WHAT IS EXPECTED: Each entry needs to be restated exactly as written.

----- GIVEN INFORMATION -----

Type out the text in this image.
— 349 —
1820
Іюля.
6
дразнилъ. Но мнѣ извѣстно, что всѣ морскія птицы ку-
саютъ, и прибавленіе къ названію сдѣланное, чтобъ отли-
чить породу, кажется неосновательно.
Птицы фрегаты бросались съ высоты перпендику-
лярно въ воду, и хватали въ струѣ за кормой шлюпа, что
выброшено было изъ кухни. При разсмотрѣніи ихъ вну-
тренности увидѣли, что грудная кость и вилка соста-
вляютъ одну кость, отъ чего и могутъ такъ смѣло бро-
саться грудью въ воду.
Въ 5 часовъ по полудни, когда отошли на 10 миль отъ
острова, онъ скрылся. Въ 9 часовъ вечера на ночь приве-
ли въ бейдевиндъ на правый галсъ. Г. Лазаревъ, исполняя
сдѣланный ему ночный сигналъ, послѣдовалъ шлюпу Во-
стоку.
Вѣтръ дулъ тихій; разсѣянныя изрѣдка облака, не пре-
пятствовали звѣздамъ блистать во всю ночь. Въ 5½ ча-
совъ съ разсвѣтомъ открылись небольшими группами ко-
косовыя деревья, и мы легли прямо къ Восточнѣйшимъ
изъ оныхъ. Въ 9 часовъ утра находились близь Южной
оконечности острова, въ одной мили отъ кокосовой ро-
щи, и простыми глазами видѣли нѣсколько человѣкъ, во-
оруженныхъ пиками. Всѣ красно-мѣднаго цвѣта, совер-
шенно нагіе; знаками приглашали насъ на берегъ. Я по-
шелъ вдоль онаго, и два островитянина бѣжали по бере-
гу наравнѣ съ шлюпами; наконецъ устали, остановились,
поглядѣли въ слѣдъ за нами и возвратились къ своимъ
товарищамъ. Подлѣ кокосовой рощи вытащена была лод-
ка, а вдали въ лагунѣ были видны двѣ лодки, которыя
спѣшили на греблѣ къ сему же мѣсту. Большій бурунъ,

-----

EXPECTED ANSWER:
Type out the text in this image.
— 349 —
1820
Іюля.
6
дразнилъ. Но мнѣ извѣстно, что всѣ морскія птицы ку-
саютъ, и прибавленіе къ названію сдѣланное, чтобъ отли-
чить породу, кажется неосновательно.
Птицы фрегаты бросались съ высоты перпендику-
лярно въ воду, и хватали въ струѣ за кормой шлюпа, что
выброшено было изъ кухни. При разсмотрѣніи ихъ вну-
тренности увидѣли, что грудная кость и вилка соста-
вляютъ одну кость, отъ чего и могутъ такъ смѣло бро-
саться грудью въ воду.
Въ 5 часовъ по полудни, когда отошли на 10 миль отъ
острова, онъ скрылся. Въ 9 часовъ вечера на ночь приве-
ли въ бейдевиндъ на правый галсъ. Г. Лазаревъ, исполняя
сдѣланный ему ночный сигналъ, послѣдовалъ шлюпу Во-
стоку.
Вѣтръ дулъ тихій; разсѣянныя изрѣдка облака, не пре-
пятствовали звѣздамъ блистать во всю ночь. Въ 5½ ча-
совъ съ разсвѣтомъ открылись небольшими группами ко-
косовыя деревья, и мы легли прямо къ Восточнѣйшимъ
изъ оныхъ. Въ 9 часовъ утра находились близь Южной
оконечности острова, въ одной мили отъ кокосовой ро-
щи, и простыми глазами видѣли нѣсколько человѣкъ, во-
оруженныхъ пиками. Всѣ красно-мѣднаго цвѣта, совер-
шенно нагіе; знаками приглашали насъ на берегъ. Я по-
шелъ вдоль онаго, и два островитянина бѣжали по бере-
гу наравнѣ съ шлюпами; наконецъ устали, остановились,
поглядѣли въ слѣдъ за нами и возвратились къ своимъ
товарищамъ. Подлѣ кокосовой рощи вытащена была лод-
ка, а вдали въ лагунѣ были видны двѣ лодки, которыя
спѣшили на греблѣ къ сему же мѣсту. Большій бурунъ,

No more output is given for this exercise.